[Records from a dataset]
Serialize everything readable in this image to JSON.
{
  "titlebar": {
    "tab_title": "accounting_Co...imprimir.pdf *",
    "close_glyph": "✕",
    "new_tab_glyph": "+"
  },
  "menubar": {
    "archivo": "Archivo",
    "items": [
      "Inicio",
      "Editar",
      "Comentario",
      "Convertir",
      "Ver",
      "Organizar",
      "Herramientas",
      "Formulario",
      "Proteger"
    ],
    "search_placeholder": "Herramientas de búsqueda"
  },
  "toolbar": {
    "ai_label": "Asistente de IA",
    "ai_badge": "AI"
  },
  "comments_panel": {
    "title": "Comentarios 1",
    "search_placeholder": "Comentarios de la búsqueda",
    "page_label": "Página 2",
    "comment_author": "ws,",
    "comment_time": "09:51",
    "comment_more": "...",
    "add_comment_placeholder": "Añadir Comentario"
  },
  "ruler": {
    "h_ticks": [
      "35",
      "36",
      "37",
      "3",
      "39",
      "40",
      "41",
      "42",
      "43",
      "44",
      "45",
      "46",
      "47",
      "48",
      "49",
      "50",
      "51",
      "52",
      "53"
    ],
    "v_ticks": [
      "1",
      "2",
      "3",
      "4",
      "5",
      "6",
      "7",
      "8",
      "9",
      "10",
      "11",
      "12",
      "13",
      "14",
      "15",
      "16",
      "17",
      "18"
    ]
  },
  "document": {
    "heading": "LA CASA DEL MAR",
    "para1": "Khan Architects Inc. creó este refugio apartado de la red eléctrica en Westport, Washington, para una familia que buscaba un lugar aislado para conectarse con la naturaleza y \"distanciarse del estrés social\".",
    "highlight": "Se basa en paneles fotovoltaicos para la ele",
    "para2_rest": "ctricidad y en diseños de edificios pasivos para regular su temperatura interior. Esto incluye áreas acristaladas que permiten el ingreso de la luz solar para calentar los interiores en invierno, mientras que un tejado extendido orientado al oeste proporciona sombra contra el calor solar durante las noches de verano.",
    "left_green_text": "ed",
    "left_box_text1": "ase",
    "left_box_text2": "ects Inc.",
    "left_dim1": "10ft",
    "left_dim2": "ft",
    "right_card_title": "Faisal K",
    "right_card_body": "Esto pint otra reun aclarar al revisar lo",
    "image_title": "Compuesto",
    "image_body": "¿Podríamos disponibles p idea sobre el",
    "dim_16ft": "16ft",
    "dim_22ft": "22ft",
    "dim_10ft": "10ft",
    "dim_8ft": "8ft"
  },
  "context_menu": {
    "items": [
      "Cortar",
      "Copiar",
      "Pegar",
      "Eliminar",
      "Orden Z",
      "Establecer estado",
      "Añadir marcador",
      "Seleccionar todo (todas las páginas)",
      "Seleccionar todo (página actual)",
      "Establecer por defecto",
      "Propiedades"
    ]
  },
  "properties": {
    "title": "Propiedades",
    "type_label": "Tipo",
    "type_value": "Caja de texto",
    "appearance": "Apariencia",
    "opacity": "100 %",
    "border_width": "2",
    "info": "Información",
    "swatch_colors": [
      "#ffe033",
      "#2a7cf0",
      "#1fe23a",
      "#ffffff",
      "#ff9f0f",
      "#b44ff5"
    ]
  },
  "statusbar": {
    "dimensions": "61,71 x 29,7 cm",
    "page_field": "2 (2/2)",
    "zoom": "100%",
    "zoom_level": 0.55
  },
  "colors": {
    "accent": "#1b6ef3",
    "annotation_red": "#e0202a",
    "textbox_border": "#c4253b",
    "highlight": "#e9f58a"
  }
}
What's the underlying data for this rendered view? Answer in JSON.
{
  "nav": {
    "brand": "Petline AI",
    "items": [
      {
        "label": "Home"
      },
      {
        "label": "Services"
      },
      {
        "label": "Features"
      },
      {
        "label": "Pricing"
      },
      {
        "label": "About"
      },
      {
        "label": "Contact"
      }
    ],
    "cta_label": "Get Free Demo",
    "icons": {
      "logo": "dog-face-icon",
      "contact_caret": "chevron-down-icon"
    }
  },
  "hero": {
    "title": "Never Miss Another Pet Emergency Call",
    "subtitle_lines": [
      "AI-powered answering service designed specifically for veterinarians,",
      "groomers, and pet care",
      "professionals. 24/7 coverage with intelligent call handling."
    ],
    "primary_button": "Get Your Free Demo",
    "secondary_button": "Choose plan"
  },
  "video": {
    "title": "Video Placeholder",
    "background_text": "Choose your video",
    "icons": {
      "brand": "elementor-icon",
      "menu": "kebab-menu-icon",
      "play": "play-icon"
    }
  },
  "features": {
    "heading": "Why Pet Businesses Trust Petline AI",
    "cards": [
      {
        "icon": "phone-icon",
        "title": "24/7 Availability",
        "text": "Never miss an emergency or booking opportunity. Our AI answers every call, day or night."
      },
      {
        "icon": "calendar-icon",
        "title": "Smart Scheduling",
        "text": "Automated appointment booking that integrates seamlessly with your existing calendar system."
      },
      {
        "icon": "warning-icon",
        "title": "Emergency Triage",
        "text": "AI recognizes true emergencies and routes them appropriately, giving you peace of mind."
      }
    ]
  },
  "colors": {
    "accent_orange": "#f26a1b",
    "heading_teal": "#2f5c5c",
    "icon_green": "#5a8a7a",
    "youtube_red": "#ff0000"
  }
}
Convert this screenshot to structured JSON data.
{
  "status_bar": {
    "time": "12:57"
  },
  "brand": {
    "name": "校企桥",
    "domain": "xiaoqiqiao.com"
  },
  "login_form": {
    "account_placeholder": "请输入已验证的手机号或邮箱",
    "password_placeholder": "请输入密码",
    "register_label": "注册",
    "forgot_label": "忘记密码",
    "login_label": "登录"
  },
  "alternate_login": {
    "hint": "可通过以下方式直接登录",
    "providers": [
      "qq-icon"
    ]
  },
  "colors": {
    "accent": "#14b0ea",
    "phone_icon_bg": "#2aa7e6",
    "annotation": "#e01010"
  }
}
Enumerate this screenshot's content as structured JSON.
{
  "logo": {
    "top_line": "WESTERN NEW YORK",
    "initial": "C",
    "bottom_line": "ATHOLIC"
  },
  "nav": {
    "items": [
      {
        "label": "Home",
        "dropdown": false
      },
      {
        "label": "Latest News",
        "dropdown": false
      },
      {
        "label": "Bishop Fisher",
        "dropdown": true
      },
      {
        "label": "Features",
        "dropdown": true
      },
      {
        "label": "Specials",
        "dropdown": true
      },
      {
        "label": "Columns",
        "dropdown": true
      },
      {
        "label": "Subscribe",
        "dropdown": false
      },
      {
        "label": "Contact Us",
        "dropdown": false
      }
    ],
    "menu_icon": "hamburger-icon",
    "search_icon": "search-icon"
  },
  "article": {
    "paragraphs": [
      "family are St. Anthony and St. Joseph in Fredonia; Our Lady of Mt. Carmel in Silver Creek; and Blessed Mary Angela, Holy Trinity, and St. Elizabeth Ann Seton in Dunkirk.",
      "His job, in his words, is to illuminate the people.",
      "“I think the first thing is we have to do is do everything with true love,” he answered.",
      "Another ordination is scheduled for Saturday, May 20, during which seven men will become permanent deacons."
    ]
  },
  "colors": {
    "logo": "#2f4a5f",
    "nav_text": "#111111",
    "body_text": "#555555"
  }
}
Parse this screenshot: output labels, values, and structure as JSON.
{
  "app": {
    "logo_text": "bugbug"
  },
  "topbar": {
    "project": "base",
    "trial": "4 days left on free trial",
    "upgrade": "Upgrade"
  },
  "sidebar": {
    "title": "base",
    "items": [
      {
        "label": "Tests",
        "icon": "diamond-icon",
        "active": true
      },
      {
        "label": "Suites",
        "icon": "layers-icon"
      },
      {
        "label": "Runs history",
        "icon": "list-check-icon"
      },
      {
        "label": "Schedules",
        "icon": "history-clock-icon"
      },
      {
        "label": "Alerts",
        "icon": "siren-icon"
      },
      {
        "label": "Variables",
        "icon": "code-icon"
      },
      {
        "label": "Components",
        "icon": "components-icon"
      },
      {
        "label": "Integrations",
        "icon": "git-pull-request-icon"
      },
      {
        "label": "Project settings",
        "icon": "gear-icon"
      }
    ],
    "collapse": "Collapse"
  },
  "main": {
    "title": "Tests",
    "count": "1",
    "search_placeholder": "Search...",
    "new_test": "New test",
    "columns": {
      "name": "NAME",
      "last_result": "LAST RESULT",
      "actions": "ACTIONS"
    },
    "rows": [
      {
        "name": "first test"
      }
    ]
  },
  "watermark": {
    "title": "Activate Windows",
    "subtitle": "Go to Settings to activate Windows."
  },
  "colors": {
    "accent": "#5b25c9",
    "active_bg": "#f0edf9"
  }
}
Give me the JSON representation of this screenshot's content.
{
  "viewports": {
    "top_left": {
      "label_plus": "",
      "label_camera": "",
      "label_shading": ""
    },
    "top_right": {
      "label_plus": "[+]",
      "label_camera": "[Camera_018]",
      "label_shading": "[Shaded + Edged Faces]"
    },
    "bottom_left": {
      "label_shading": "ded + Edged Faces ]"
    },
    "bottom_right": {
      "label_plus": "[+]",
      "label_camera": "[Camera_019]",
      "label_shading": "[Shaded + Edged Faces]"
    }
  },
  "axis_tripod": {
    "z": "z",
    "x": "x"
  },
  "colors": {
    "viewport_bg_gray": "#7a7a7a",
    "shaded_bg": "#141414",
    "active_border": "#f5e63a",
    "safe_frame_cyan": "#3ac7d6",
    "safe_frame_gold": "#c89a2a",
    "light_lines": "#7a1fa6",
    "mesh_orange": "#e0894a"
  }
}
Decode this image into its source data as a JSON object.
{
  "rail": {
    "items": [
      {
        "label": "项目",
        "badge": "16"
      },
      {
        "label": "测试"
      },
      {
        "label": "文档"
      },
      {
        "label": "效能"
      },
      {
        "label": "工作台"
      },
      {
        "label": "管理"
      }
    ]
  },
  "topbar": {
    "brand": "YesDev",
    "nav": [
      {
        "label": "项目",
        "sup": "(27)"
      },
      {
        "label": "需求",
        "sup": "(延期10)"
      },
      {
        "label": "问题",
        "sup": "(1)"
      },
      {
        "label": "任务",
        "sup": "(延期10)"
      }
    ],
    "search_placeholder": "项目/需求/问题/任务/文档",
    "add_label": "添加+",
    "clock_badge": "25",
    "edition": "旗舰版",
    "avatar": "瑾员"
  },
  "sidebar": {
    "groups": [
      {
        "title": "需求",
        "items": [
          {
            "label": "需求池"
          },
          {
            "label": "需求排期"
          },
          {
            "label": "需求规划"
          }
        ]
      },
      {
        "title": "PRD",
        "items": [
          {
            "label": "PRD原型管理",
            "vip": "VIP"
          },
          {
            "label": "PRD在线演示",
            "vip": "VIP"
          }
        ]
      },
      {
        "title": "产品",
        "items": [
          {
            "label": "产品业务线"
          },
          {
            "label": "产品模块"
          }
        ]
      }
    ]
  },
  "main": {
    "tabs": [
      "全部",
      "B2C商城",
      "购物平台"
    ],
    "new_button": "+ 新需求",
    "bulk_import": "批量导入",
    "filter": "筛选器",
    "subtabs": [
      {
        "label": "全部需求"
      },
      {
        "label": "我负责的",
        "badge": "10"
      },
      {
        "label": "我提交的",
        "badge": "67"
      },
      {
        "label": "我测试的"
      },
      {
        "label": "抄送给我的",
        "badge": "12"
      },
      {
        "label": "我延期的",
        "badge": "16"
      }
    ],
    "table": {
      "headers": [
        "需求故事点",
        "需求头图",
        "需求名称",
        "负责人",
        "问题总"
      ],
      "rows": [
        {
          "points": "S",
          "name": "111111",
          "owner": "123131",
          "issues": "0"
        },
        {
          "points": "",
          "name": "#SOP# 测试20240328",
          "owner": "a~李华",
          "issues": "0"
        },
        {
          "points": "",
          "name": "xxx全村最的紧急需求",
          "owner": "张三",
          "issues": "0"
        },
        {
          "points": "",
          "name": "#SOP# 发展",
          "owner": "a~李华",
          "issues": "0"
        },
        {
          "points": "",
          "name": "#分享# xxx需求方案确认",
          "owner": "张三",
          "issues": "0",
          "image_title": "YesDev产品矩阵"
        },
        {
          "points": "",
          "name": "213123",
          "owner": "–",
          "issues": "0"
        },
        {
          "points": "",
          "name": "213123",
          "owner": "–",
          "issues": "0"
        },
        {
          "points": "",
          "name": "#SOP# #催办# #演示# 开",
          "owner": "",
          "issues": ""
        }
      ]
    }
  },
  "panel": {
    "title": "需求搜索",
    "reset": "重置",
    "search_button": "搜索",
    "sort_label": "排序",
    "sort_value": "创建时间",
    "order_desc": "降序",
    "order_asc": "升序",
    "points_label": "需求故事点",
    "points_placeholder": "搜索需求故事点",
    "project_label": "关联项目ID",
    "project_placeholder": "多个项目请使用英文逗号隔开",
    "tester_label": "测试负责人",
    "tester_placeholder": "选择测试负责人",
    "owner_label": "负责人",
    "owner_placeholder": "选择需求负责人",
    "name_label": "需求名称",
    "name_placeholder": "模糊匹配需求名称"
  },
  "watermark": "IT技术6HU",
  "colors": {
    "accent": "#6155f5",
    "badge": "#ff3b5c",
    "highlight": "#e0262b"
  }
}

### Challenge
Search the data for the string "first". List each line that has it.

### Solution to the problem
      "“I think the first thing is we have to do is do everything with true love,” he answered.",
        "name": "first test"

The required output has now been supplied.